SHORT TASK
Exact copies are required of the lines from the line containing "Convert this screenshot" through the final line of the listing, both included, and of no other lines.

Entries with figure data
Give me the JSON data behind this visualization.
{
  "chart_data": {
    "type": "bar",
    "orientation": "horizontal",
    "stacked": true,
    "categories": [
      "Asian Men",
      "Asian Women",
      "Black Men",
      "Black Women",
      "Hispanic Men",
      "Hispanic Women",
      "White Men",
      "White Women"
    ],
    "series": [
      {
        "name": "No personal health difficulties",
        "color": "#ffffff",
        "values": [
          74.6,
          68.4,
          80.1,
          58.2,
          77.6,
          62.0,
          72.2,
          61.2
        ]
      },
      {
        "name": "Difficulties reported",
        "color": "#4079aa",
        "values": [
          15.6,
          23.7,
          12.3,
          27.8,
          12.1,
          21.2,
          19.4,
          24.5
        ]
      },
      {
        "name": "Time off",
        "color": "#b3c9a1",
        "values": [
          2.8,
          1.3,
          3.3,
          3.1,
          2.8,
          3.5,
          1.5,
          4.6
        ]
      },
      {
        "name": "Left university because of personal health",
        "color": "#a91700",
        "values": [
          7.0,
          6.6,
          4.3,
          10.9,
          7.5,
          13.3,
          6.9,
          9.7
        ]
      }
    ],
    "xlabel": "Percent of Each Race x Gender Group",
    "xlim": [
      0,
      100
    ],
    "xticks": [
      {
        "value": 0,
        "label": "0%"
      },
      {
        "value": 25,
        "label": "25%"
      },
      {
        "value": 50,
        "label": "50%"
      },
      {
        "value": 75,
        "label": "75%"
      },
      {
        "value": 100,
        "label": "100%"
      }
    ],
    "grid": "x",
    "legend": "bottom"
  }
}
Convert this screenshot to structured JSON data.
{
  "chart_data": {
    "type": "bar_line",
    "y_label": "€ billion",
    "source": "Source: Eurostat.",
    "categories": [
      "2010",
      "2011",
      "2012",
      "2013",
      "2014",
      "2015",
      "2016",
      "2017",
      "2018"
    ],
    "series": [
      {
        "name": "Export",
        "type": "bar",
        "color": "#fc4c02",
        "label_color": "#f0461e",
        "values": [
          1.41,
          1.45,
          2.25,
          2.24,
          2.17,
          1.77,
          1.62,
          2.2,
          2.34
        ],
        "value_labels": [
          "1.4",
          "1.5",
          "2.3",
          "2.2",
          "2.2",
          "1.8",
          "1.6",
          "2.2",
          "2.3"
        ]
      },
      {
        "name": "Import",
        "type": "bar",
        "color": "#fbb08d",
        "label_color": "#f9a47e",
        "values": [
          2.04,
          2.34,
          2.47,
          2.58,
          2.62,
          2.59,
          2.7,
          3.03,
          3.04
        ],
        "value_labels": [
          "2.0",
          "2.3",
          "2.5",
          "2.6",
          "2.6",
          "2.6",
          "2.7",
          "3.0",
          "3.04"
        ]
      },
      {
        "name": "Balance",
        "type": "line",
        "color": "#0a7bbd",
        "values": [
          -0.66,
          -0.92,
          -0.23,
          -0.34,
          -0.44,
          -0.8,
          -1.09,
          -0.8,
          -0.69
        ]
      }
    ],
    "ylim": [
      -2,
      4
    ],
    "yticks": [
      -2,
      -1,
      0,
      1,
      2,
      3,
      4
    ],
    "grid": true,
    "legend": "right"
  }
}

WRITTEN ANSWER
Convert this screenshot to structured JSON data.
{
  "chart_data": {
    "type": "bar_line",
    "y_label": "€ billion",
    "source": "Source: Eurostat.",
    "categories": [
      "2010",
      "2011",
      "2012",
      "2013",
      "2014",
      "2015",
      "2016",
      "2017",
      "2018"
    ],
    "series": [
      {
        "name": "Export",
        "type": "bar",
        "color": "#fc4c02",
        "label_color": "#f0461e",
        "values": [
          1.41,
          1.45,
          2.25,
          2.24,
          2.17,
          1.77,
          1.62,
          2.2,
          2.34
        ],
        "value_labels": [
          "1.4",
          "1.5",
          "2.3",
          "2.2",
          "2.2",
          "1.8",
          "1.6",
          "2.2",
          "2.3"
        ]
      },
      {
        "name": "Import",
        "type": "bar",
        "color": "#fbb08d",
        "label_color": "#f9a47e",
        "values": [
          2.04,
          2.34,
          2.47,
          2.58,
          2.62,
          2.59,
          2.7,
          3.03,
          3.04
        ],
        "value_labels": [
          "2.0",
          "2.3",
          "2.5",
          "2.6",
          "2.6",
          "2.6",
          "2.7",
          "3.0",
          "3.04"
        ]
      },
      {
        "name": "Balance",
        "type": "line",
        "color": "#0a7bbd",
        "values": [
          -0.66,
          -0.92,
          -0.23,
          -0.34,
          -0.44,
          -0.8,
          -1.09,
          -0.8,
          -0.69
        ]
      }
    ],
    "ylim": [
      -2,
      4
    ],
    "yticks": [
      -2,
      -1,
      0,
      1,
      2,
      3,
      4
    ],
    "grid": true,
    "legend": "right"
  }
}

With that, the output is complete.